-- Begin --

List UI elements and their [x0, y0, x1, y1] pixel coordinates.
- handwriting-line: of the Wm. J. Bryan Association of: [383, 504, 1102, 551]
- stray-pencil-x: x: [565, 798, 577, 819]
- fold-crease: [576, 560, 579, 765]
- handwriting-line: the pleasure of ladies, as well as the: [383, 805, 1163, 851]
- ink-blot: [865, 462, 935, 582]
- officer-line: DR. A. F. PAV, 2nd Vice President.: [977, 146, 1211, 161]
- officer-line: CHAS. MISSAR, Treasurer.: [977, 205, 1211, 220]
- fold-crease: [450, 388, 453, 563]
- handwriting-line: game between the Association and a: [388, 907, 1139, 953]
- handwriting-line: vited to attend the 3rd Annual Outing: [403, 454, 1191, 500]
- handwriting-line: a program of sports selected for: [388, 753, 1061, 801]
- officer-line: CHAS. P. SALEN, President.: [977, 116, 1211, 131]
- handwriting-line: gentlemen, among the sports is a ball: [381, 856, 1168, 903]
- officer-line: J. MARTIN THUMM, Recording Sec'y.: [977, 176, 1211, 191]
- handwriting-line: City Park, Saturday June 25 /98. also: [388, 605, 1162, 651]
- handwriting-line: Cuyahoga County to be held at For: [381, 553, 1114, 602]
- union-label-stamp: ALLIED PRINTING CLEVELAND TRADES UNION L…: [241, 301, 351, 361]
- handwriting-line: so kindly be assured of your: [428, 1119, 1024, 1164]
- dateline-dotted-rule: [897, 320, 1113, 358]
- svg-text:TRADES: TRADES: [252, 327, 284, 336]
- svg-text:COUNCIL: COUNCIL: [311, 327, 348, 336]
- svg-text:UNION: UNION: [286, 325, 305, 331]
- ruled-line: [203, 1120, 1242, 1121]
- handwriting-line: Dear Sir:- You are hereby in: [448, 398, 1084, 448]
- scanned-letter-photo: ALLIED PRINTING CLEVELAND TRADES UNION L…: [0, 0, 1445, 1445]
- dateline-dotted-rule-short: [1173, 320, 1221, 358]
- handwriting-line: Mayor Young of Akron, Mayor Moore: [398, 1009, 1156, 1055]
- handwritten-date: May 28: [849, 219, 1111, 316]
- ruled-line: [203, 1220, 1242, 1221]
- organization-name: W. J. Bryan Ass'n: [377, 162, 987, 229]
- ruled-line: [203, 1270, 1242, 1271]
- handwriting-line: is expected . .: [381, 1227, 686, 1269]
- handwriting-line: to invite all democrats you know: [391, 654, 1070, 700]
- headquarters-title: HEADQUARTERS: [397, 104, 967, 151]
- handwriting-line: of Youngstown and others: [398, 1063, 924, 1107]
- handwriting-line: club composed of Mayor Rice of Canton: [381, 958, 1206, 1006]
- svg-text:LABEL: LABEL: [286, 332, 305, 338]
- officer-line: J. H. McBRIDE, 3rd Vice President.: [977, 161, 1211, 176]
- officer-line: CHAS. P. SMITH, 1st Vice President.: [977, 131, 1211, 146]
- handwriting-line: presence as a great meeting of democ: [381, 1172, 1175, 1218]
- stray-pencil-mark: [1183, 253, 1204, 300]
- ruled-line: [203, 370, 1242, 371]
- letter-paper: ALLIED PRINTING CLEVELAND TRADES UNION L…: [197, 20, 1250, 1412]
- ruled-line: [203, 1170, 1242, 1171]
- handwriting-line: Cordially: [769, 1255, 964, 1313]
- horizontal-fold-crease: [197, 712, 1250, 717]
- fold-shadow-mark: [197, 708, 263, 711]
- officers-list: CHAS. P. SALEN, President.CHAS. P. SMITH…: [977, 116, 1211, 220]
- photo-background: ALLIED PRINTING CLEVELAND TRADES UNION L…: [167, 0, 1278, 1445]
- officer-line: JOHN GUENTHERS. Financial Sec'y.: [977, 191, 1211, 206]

-- End --

REQUIRED TASK> Reproduce the listing above line for line, with no alterations.

OUTPUT>
List UI elements and their [x0, y0, x1, y1] pixel coordinates.
- handwriting-line: of the Wm. J. Bryan Association of: [383, 504, 1102, 551]
- stray-pencil-x: x: [565, 798, 577, 819]
- fold-crease: [576, 560, 579, 765]
- handwriting-line: the pleasure of ladies, as well as the: [383, 805, 1163, 851]
- ink-blot: [865, 462, 935, 582]
- officer-line: DR. A. F. PAV, 2nd Vice President.: [977, 146, 1211, 161]
- officer-line: CHAS. MISSAR, Treasurer.: [977, 205, 1211, 220]
- fold-crease: [450, 388, 453, 563]
- handwriting-line: game between the Association and a: [388, 907, 1139, 953]
- handwriting-line: vited to attend the 3rd Annual Outing: [403, 454, 1191, 500]
- handwriting-line: a program of sports selected for: [388, 753, 1061, 801]
- officer-line: CHAS. P. SALEN, President.: [977, 116, 1211, 131]
- handwriting-line: gentlemen, among the sports is a ball: [381, 856, 1168, 903]
- officer-line: J. MARTIN THUMM, Recording Sec'y.: [977, 176, 1211, 191]
- handwriting-line: City Park, Saturday June 25 /98. also: [388, 605, 1162, 651]
- handwriting-line: Cuyahoga County to be held at For: [381, 553, 1114, 602]
- union-label-stamp: ALLIED PRINTING CLEVELAND TRADES UNION L…: [241, 301, 351, 361]
- handwriting-line: so kindly be assured of your: [428, 1119, 1024, 1164]
- dateline-dotted-rule: [897, 320, 1113, 358]
- svg-text:TRADES: TRADES: [252, 327, 284, 336]
- svg-text:COUNCIL: COUNCIL: [311, 327, 348, 336]
- svg-text:UNION: UNION: [286, 325, 305, 331]
- ruled-line: [203, 1120, 1242, 1121]
- handwriting-line: Dear Sir:- You are hereby in: [448, 398, 1084, 448]
- scanned-letter-photo: ALLIED PRINTING CLEVELAND TRADES UNION L…: [0, 0, 1445, 1445]
- dateline-dotted-rule-short: [1173, 320, 1221, 358]
- handwriting-line: Mayor Young of Akron, Mayor Moore: [398, 1009, 1156, 1055]
- handwritten-date: May 28: [849, 219, 1111, 316]
- ruled-line: [203, 1220, 1242, 1221]
- organization-name: W. J. Bryan Ass'n: [377, 162, 987, 229]
- ruled-line: [203, 1270, 1242, 1271]
- handwriting-line: is expected . .: [381, 1227, 686, 1269]
- handwriting-line: to invite all democrats you know: [391, 654, 1070, 700]
- headquarters-title: HEADQUARTERS: [397, 104, 967, 151]
- handwriting-line: of Youngstown and others: [398, 1063, 924, 1107]
- handwriting-line: club composed of Mayor Rice of Canton: [381, 958, 1206, 1006]
- svg-text:LABEL: LABEL: [286, 332, 305, 338]
- officer-line: J. H. McBRIDE, 3rd Vice President.: [977, 161, 1211, 176]
- officer-line: CHAS. P. SMITH, 1st Vice President.: [977, 131, 1211, 146]
- handwriting-line: presence as a great meeting of democ: [381, 1172, 1175, 1218]
- stray-pencil-mark: [1183, 253, 1204, 300]
- ruled-line: [203, 370, 1242, 371]
- letter-paper: ALLIED PRINTING CLEVELAND TRADES UNION L…: [197, 20, 1250, 1412]
- ruled-line: [203, 1170, 1242, 1171]
- handwriting-line: Cordially: [769, 1255, 964, 1313]
- horizontal-fold-crease: [197, 712, 1250, 717]
- fold-shadow-mark: [197, 708, 263, 711]
- officers-list: CHAS. P. SALEN, President.CHAS. P. SMITH…: [977, 116, 1211, 220]
- photo-background: ALLIED PRINTING CLEVELAND TRADES UNION L…: [167, 0, 1278, 1445]
- officer-line: JOHN GUENTHERS. Financial Sec'y.: [977, 191, 1211, 206]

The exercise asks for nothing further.